--- Begin Supplied material ---

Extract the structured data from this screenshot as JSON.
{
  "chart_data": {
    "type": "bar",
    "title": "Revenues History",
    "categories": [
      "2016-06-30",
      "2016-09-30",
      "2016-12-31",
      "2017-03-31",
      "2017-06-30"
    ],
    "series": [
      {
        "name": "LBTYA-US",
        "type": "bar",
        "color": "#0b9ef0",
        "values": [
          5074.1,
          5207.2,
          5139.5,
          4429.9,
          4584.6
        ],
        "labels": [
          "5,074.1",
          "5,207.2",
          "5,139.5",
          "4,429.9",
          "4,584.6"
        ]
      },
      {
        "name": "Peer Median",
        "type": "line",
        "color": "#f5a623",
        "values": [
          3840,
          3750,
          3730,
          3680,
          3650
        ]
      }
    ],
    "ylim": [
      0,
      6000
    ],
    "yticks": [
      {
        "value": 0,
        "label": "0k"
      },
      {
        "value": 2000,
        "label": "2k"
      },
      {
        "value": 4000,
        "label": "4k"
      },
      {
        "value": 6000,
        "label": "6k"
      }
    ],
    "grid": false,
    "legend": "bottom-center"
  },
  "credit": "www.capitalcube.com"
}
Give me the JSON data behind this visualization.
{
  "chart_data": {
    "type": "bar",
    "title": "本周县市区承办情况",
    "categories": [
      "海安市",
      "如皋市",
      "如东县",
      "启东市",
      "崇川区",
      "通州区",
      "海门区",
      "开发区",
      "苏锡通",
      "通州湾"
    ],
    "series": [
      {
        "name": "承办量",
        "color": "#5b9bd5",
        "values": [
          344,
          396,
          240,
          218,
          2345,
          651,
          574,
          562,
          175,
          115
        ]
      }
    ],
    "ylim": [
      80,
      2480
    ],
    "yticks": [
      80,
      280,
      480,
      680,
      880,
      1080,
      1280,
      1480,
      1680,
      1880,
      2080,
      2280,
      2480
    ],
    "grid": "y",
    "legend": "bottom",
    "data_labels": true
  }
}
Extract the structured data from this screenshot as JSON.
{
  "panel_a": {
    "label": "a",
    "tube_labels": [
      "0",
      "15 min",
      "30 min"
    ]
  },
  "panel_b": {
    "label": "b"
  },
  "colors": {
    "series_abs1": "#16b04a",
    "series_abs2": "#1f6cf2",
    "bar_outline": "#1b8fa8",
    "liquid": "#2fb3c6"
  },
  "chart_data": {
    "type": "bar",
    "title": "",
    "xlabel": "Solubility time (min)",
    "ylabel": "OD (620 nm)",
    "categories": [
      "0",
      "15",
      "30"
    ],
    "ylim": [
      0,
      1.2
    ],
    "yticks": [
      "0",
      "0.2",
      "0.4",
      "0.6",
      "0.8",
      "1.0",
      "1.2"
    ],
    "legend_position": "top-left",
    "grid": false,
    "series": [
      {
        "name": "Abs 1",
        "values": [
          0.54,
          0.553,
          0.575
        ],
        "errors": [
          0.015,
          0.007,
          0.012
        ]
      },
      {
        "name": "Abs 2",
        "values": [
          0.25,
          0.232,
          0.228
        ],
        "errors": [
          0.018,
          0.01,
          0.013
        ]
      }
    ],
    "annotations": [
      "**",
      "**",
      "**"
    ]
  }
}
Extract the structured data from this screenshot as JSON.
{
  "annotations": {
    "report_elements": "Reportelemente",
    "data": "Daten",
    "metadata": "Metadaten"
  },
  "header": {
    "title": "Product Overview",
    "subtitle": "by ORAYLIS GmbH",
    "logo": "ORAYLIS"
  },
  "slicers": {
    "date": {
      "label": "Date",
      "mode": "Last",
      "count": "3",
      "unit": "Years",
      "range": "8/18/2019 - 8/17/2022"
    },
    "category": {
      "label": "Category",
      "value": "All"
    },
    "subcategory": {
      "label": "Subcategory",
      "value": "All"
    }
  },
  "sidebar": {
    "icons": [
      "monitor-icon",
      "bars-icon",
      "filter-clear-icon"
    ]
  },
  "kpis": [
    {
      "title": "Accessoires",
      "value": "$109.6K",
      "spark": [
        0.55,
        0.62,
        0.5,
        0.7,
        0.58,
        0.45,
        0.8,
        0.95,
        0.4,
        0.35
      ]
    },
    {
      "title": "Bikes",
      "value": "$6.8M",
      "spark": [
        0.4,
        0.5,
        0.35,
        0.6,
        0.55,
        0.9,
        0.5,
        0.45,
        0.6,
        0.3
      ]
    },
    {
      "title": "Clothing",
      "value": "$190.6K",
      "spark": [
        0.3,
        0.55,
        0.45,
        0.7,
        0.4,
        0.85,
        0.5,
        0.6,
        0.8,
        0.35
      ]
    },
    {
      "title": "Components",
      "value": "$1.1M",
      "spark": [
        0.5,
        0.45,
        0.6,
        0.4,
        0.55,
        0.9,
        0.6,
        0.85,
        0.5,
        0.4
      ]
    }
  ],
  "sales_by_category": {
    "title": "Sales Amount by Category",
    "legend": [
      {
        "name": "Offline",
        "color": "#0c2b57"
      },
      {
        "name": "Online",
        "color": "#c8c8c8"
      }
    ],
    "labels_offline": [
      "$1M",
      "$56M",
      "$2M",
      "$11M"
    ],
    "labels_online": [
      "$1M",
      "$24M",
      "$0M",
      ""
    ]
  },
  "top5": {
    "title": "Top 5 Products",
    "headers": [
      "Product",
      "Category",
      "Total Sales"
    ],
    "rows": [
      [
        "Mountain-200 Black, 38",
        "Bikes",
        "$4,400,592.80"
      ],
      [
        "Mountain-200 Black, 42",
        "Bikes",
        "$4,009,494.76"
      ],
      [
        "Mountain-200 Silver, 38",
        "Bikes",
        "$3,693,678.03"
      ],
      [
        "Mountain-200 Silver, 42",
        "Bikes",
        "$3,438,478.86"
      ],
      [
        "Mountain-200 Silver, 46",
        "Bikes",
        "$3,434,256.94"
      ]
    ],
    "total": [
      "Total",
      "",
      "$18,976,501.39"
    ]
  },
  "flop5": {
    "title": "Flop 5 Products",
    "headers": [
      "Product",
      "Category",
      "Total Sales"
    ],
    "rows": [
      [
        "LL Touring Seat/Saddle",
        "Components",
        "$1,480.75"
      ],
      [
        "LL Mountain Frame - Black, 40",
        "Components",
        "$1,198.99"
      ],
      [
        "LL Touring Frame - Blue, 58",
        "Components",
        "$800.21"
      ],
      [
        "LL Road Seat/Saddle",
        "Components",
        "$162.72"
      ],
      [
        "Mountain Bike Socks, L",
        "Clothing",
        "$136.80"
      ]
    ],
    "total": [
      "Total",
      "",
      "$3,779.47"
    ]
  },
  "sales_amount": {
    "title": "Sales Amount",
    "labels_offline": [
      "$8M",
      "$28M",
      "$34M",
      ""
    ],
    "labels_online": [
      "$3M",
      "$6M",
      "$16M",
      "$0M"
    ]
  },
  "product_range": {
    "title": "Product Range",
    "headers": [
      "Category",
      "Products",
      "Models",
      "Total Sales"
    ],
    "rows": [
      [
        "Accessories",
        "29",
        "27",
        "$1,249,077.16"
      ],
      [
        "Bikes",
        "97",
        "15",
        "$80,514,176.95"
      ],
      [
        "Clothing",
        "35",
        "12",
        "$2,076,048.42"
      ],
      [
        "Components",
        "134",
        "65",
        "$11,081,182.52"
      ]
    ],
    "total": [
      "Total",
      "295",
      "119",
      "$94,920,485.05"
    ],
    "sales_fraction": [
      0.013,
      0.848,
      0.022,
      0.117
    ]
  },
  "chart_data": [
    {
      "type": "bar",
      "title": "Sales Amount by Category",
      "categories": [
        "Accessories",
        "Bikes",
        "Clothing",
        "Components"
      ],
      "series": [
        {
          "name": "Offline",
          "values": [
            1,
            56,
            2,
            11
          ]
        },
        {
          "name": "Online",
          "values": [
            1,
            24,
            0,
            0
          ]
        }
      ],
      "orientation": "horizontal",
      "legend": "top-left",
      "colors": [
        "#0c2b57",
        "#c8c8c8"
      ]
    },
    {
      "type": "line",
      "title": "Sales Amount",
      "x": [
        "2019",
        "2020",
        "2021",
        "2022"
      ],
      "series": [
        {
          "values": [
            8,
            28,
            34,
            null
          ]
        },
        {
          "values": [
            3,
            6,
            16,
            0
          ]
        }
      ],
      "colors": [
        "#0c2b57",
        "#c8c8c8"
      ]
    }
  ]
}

--- End Supplied material ---

Pull out every line above that holds the word "type".

    "type": "bar",
        "type": "bar",
        "type": "line",
    "type": "bar",
    "type": "bar",
      "type": "bar",
      "type": "line",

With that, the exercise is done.